## [WHAT TO WORK ON]
Find all lines in the listing that include the word "Price", then copy them.

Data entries
....................

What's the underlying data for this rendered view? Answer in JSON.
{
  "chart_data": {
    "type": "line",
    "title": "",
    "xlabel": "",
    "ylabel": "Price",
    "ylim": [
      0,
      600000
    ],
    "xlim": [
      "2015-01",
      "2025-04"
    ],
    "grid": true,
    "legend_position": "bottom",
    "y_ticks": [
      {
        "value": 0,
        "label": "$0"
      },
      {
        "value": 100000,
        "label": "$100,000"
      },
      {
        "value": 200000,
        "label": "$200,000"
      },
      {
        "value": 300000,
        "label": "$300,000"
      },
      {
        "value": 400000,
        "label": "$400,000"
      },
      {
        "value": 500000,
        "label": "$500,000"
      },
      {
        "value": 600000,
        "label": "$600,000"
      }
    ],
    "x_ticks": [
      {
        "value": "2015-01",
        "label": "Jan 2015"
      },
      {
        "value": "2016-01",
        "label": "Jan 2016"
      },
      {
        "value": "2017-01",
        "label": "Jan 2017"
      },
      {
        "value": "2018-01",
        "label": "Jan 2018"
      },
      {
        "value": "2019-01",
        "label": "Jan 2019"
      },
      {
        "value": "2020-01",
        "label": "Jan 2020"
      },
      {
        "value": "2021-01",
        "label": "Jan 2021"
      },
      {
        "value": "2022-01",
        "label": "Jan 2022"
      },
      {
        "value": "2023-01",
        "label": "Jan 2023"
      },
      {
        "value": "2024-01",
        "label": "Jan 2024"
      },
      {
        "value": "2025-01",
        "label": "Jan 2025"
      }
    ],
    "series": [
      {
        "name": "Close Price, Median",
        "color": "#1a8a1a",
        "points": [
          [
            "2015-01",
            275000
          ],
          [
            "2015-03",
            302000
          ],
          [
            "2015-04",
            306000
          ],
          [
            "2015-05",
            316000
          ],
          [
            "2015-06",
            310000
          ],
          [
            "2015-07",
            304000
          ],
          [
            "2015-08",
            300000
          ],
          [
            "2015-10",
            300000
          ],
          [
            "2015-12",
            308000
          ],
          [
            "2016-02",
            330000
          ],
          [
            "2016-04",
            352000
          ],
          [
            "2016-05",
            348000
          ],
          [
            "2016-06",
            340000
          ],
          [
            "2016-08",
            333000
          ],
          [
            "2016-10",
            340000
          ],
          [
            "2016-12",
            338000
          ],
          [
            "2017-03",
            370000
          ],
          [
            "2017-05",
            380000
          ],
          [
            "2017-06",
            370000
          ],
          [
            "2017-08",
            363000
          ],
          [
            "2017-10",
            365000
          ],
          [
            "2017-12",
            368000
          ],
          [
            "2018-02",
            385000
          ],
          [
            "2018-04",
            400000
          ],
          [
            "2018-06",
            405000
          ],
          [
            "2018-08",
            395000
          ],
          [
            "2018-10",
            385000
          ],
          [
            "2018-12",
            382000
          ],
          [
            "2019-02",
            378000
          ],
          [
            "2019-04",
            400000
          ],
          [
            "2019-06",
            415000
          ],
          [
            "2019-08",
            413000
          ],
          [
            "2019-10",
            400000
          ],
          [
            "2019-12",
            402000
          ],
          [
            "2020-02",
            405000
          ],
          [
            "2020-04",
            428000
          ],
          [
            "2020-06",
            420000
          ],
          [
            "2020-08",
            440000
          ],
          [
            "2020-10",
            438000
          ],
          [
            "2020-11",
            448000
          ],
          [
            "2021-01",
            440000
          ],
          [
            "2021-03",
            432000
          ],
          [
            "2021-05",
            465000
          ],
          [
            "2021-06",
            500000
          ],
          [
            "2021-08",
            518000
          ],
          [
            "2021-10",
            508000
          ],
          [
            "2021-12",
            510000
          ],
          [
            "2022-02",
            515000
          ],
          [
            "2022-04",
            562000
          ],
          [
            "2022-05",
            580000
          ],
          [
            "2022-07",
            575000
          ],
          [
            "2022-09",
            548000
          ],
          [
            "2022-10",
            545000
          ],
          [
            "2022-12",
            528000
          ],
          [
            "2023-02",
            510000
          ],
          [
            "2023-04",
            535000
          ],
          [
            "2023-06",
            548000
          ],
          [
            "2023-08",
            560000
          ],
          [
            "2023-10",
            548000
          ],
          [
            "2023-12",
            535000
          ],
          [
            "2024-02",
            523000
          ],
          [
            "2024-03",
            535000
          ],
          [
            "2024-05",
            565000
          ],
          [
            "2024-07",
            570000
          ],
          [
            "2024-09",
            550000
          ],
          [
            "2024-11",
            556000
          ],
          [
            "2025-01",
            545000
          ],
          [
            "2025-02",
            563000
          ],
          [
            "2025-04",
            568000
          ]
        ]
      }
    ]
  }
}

....................

## [SOLVED EXERCISE]
    "ylabel": "Price",
        "name": "Close Price, Median",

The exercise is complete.